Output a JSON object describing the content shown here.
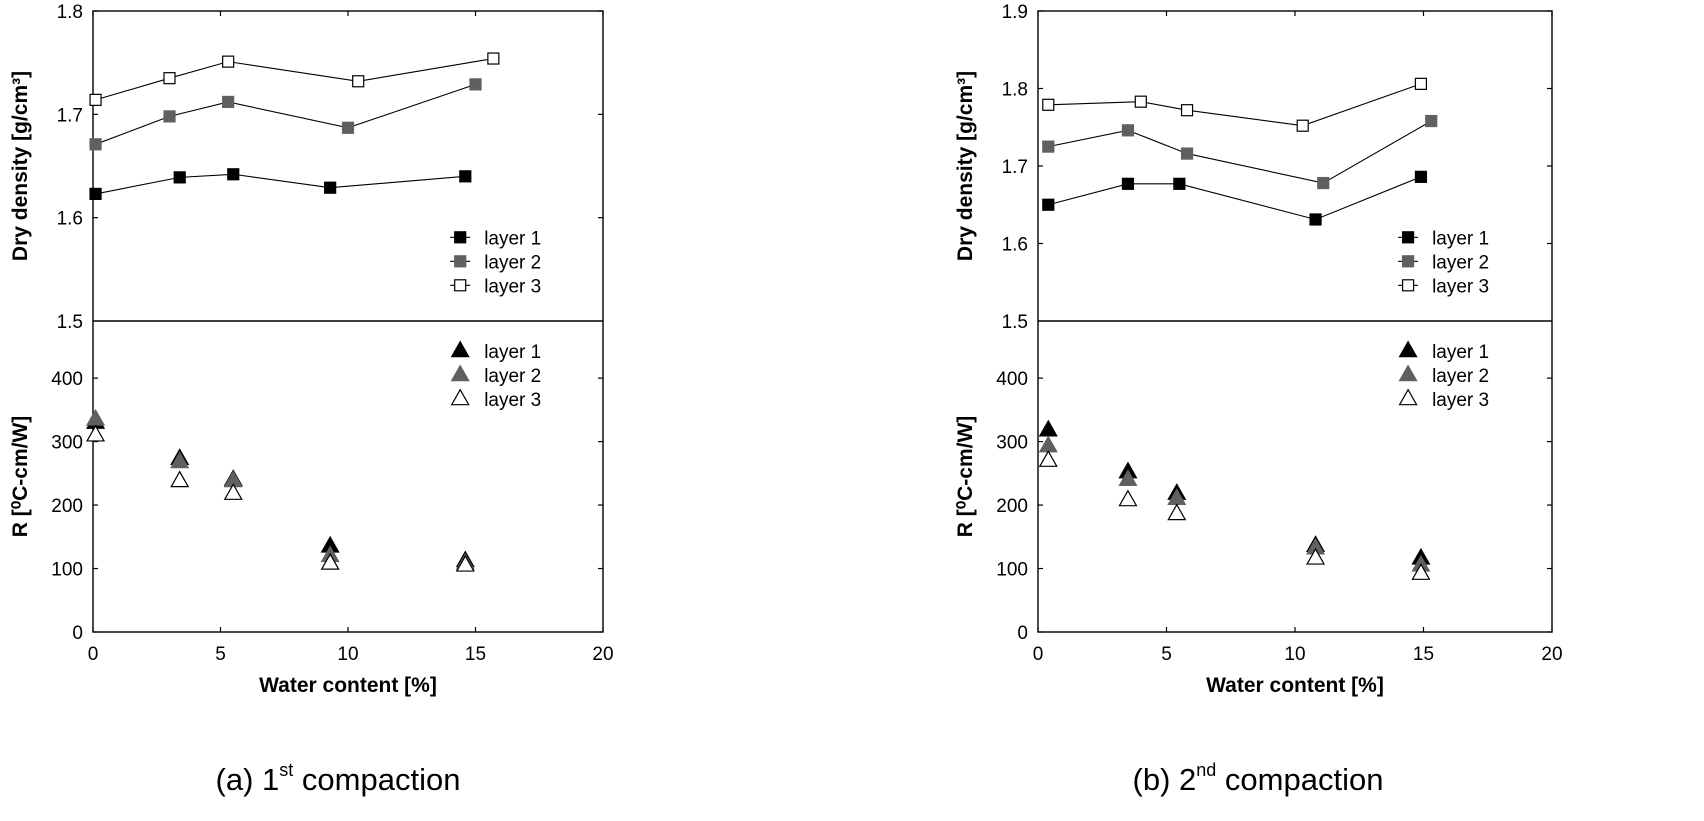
{
  "panels": [
    {
      "id": "a",
      "caption": {
        "prefix": "(a)  1",
        "sup": "st",
        "suffix": " compaction"
      },
      "xlabel": "Water content [%]",
      "xlim": [
        0,
        20
      ],
      "xticks": [
        "0",
        "5",
        "10",
        "15",
        "20"
      ],
      "top": {
        "type": "line",
        "ylabel": "Dry density [g/cm³]",
        "ylim": [
          1.5,
          1.8
        ],
        "yticks": [
          "1.5",
          "1.6",
          "1.7",
          "1.8"
        ],
        "legend_position": "lower-right",
        "series": [
          {
            "name": "layer 1",
            "marker": "square-filled",
            "color": "#000000",
            "x": [
              0.1,
              3.4,
              5.5,
              9.3,
              14.6
            ],
            "y": [
              1.623,
              1.639,
              1.642,
              1.629,
              1.64
            ]
          },
          {
            "name": "layer 2",
            "marker": "square-filled",
            "color": "#606060",
            "x": [
              0.1,
              3.0,
              5.3,
              10.0,
              15.0
            ],
            "y": [
              1.671,
              1.698,
              1.712,
              1.687,
              1.729
            ]
          },
          {
            "name": "layer 3",
            "marker": "square-open",
            "color": "#000000",
            "x": [
              0.1,
              3.0,
              5.3,
              10.4,
              15.7
            ],
            "y": [
              1.714,
              1.735,
              1.751,
              1.732,
              1.754
            ]
          }
        ]
      },
      "bottom": {
        "type": "scatter",
        "ylabel": "R [⁰C-cm/W]",
        "ylim": [
          0,
          490
        ],
        "yticks": [
          "0",
          "100",
          "200",
          "300",
          "400"
        ],
        "legend_position": "top-right",
        "series": [
          {
            "name": "layer 1",
            "marker": "triangle-filled",
            "color": "#000000",
            "x": [
              0.1,
              3.4,
              5.5,
              9.3,
              14.6
            ],
            "y": [
              330,
              273,
              240,
              135,
              112
            ]
          },
          {
            "name": "layer 2",
            "marker": "triangle-filled",
            "color": "#606060",
            "x": [
              0.1,
              3.4,
              5.5,
              9.3,
              14.6
            ],
            "y": [
              335,
              268,
              238,
              120,
              108
            ]
          },
          {
            "name": "layer 3",
            "marker": "triangle-open",
            "color": "#000000",
            "x": [
              0.1,
              3.4,
              5.5,
              9.3,
              14.6
            ],
            "y": [
              310,
              238,
              218,
              108,
              105
            ]
          }
        ]
      }
    },
    {
      "id": "b",
      "caption": {
        "prefix": "(b)  2",
        "sup": "nd",
        "suffix": " compaction"
      },
      "xlabel": "Water content [%]",
      "xlim": [
        0,
        20
      ],
      "xticks": [
        "0",
        "5",
        "10",
        "15",
        "20"
      ],
      "top": {
        "type": "line",
        "ylabel": "Dry density [g/cm³]",
        "ylim": [
          1.5,
          1.9
        ],
        "yticks": [
          "1.5",
          "1.6",
          "1.7",
          "1.8",
          "1.9"
        ],
        "legend_position": "lower-right",
        "series": [
          {
            "name": "layer 1",
            "marker": "square-filled",
            "color": "#000000",
            "x": [
              0.4,
              3.5,
              5.5,
              10.8,
              14.9
            ],
            "y": [
              1.65,
              1.677,
              1.677,
              1.631,
              1.686
            ]
          },
          {
            "name": "layer 2",
            "marker": "square-filled",
            "color": "#606060",
            "x": [
              0.4,
              3.5,
              5.8,
              11.1,
              15.3
            ],
            "y": [
              1.725,
              1.746,
              1.716,
              1.678,
              1.758
            ]
          },
          {
            "name": "layer 3",
            "marker": "square-open",
            "color": "#000000",
            "x": [
              0.4,
              4.0,
              5.8,
              10.3,
              14.9
            ],
            "y": [
              1.779,
              1.783,
              1.772,
              1.752,
              1.806
            ]
          }
        ]
      },
      "bottom": {
        "type": "scatter",
        "ylabel": "R [⁰C-cm/W]",
        "ylim": [
          0,
          490
        ],
        "yticks": [
          "0",
          "100",
          "200",
          "300",
          "400"
        ],
        "legend_position": "top-right",
        "series": [
          {
            "name": "layer 1",
            "marker": "triangle-filled",
            "color": "#000000",
            "x": [
              0.4,
              3.5,
              5.4,
              10.8,
              14.9
            ],
            "y": [
              318,
              252,
              218,
              136,
              116
            ]
          },
          {
            "name": "layer 2",
            "marker": "triangle-filled",
            "color": "#606060",
            "x": [
              0.4,
              3.5,
              5.4,
              10.8,
              14.9
            ],
            "y": [
              293,
              240,
              210,
              132,
              105
            ]
          },
          {
            "name": "layer 3",
            "marker": "triangle-open",
            "color": "#000000",
            "x": [
              0.4,
              3.5,
              5.4,
              10.8,
              14.9
            ],
            "y": [
              270,
              208,
              186,
              116,
              92
            ]
          }
        ]
      }
    }
  ]
}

Your task = Return the material exactly as given, apart from the pictures.

Result of this task =
Output a JSON object describing the content shown here.
{
  "panels": [
    {
      "id": "a",
      "caption": {
        "prefix": "(a)  1",
        "sup": "st",
        "suffix": " compaction"
      },
      "xlabel": "Water content [%]",
      "xlim": [
        0,
        20
      ],
      "xticks": [
        "0",
        "5",
        "10",
        "15",
        "20"
      ],
      "top": {
        "type": "line",
        "ylabel": "Dry density [g/cm³]",
        "ylim": [
          1.5,
          1.8
        ],
        "yticks": [
          "1.5",
          "1.6",
          "1.7",
          "1.8"
        ],
        "legend_position": "lower-right",
        "series": [
          {
            "name": "layer 1",
            "marker": "square-filled",
            "color": "#000000",
            "x": [
              0.1,
              3.4,
              5.5,
              9.3,
              14.6
            ],
            "y": [
              1.623,
              1.639,
              1.642,
              1.629,
              1.64
            ]
          },
          {
            "name": "layer 2",
            "marker": "square-filled",
            "color": "#606060",
            "x": [
              0.1,
              3.0,
              5.3,
              10.0,
              15.0
            ],
            "y": [
              1.671,
              1.698,
              1.712,
              1.687,
              1.729
            ]
          },
          {
            "name": "layer 3",
            "marker": "square-open",
            "color": "#000000",
            "x": [
              0.1,
              3.0,
              5.3,
              10.4,
              15.7
            ],
            "y": [
              1.714,
              1.735,
              1.751,
              1.732,
              1.754
            ]
          }
        ]
      },
      "bottom": {
        "type": "scatter",
        "ylabel": "R [⁰C-cm/W]",
        "ylim": [
          0,
          490
        ],
        "yticks": [
          "0",
          "100",
          "200",
          "300",
          "400"
        ],
        "legend_position": "top-right",
        "series": [
          {
            "name": "layer 1",
            "marker": "triangle-filled",
            "color": "#000000",
            "x": [
              0.1,
              3.4,
              5.5,
              9.3,
              14.6
            ],
            "y": [
              330,
              273,
              240,
              135,
              112
            ]
          },
          {
            "name": "layer 2",
            "marker": "triangle-filled",
            "color": "#606060",
            "x": [
              0.1,
              3.4,
              5.5,
              9.3,
              14.6
            ],
            "y": [
              335,
              268,
              238,
              120,
              108
            ]
          },
          {
            "name": "layer 3",
            "marker": "triangle-open",
            "color": "#000000",
            "x": [
              0.1,
              3.4,
              5.5,
              9.3,
              14.6
            ],
            "y": [
              310,
              238,
              218,
              108,
              105
            ]
          }
        ]
      }
    },
    {
      "id": "b",
      "caption": {
        "prefix": "(b)  2",
        "sup": "nd",
        "suffix": " compaction"
      },
      "xlabel": "Water content [%]",
      "xlim": [
        0,
        20
      ],
      "xticks": [
        "0",
        "5",
        "10",
        "15",
        "20"
      ],
      "top": {
        "type": "line",
        "ylabel": "Dry density [g/cm³]",
        "ylim": [
          1.5,
          1.9
        ],
        "yticks": [
          "1.5",
          "1.6",
          "1.7",
          "1.8",
          "1.9"
        ],
        "legend_position": "lower-right",
        "series": [
          {
            "name": "layer 1",
            "marker": "square-filled",
            "color": "#000000",
            "x": [
              0.4,
              3.5,
              5.5,
              10.8,
              14.9
            ],
            "y": [
              1.65,
              1.677,
              1.677,
              1.631,
              1.686
            ]
          },
          {
            "name": "layer 2",
            "marker": "square-filled",
            "color": "#606060",
            "x": [
              0.4,
              3.5,
              5.8,
              11.1,
              15.3
            ],
            "y": [
              1.725,
              1.746,
              1.716,
              1.678,
              1.758
            ]
          },
          {
            "name": "layer 3",
            "marker": "square-open",
            "color": "#000000",
            "x": [
              0.4,
              4.0,
              5.8,
              10.3,
              14.9
            ],
            "y": [
              1.779,
              1.783,
              1.772,
              1.752,
              1.806
            ]
          }
        ]
      },
      "bottom": {
        "type": "scatter",
        "ylabel": "R [⁰C-cm/W]",
        "ylim": [
          0,
          490
        ],
        "yticks": [
          "0",
          "100",
          "200",
          "300",
          "400"
        ],
        "legend_position": "top-right",
        "series": [
          {
            "name": "layer 1",
            "marker": "triangle-filled",
            "color": "#000000",
            "x": [
              0.4,
              3.5,
              5.4,
              10.8,
              14.9
            ],
            "y": [
              318,
              252,
              218,
              136,
              116
            ]
          },
          {
            "name": "layer 2",
            "marker": "triangle-filled",
            "color": "#606060",
            "x": [
              0.4,
              3.5,
              5.4,
              10.8,
              14.9
            ],
            "y": [
              293,
              240,
              210,
              132,
              105
            ]
          },
          {
            "name": "layer 3",
            "marker": "triangle-open",
            "color": "#000000",
            "x": [
              0.4,
              3.5,
              5.4,
              10.8,
              14.9
            ],
            "y": [
              270,
              208,
              186,
              116,
              92
            ]
          }
        ]
      }
    }
  ]
}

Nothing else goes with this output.